-- Start of Records shown --

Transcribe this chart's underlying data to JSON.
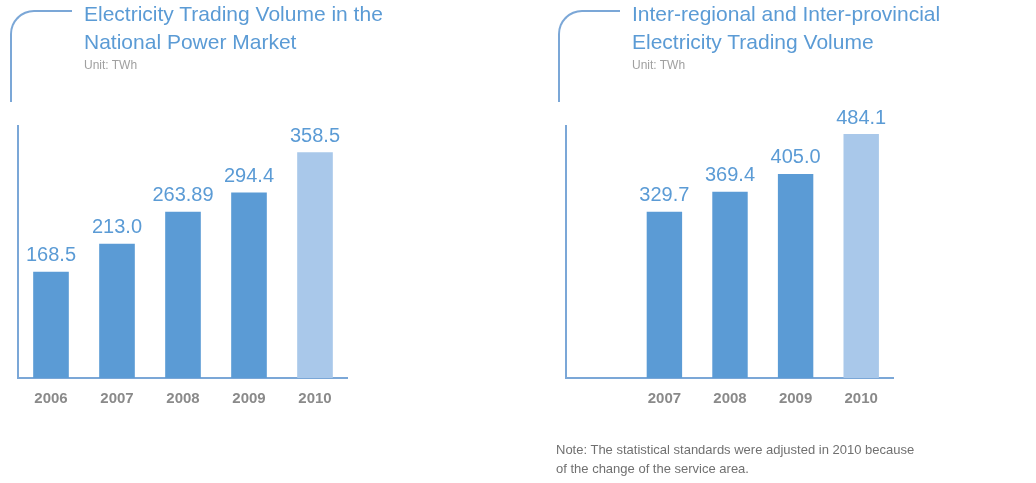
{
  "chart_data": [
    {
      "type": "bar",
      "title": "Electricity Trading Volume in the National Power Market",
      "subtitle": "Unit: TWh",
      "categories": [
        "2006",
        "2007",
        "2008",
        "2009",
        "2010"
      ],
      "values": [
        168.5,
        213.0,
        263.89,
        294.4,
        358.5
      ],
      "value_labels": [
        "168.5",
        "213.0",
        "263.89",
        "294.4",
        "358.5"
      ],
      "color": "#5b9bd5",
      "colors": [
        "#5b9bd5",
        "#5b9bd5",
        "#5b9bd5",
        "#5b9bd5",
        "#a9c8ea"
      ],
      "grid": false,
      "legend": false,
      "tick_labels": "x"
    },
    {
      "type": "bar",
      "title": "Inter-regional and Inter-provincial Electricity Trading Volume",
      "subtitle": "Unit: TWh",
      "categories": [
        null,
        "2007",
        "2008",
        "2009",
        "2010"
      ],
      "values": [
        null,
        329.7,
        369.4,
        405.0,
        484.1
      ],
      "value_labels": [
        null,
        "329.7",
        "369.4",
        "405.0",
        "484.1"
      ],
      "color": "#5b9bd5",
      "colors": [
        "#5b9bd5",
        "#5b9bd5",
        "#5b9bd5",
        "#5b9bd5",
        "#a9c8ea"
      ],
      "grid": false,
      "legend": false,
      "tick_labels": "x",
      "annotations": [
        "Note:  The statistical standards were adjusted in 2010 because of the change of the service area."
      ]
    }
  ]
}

-- End of Records shown --

Nothing in the entries should change as you copy them, except that the pictures are left out.

Transcribe this chart's underlying data to JSON.
{
  "chart_data": [
    {
      "type": "bar",
      "title": "Electricity Trading Volume in the National Power Market",
      "subtitle": "Unit: TWh",
      "categories": [
        "2006",
        "2007",
        "2008",
        "2009",
        "2010"
      ],
      "values": [
        168.5,
        213.0,
        263.89,
        294.4,
        358.5
      ],
      "value_labels": [
        "168.5",
        "213.0",
        "263.89",
        "294.4",
        "358.5"
      ],
      "color": "#5b9bd5",
      "colors": [
        "#5b9bd5",
        "#5b9bd5",
        "#5b9bd5",
        "#5b9bd5",
        "#a9c8ea"
      ],
      "grid": false,
      "legend": false,
      "tick_labels": "x"
    },
    {
      "type": "bar",
      "title": "Inter-regional and Inter-provincial Electricity Trading Volume",
      "subtitle": "Unit: TWh",
      "categories": [
        null,
        "2007",
        "2008",
        "2009",
        "2010"
      ],
      "values": [
        null,
        329.7,
        369.4,
        405.0,
        484.1
      ],
      "value_labels": [
        null,
        "329.7",
        "369.4",
        "405.0",
        "484.1"
      ],
      "color": "#5b9bd5",
      "colors": [
        "#5b9bd5",
        "#5b9bd5",
        "#5b9bd5",
        "#5b9bd5",
        "#a9c8ea"
      ],
      "grid": false,
      "legend": false,
      "tick_labels": "x",
      "annotations": [
        "Note:  The statistical standards were adjusted in 2010 because of the change of the service area."
      ]
    }
  ]
}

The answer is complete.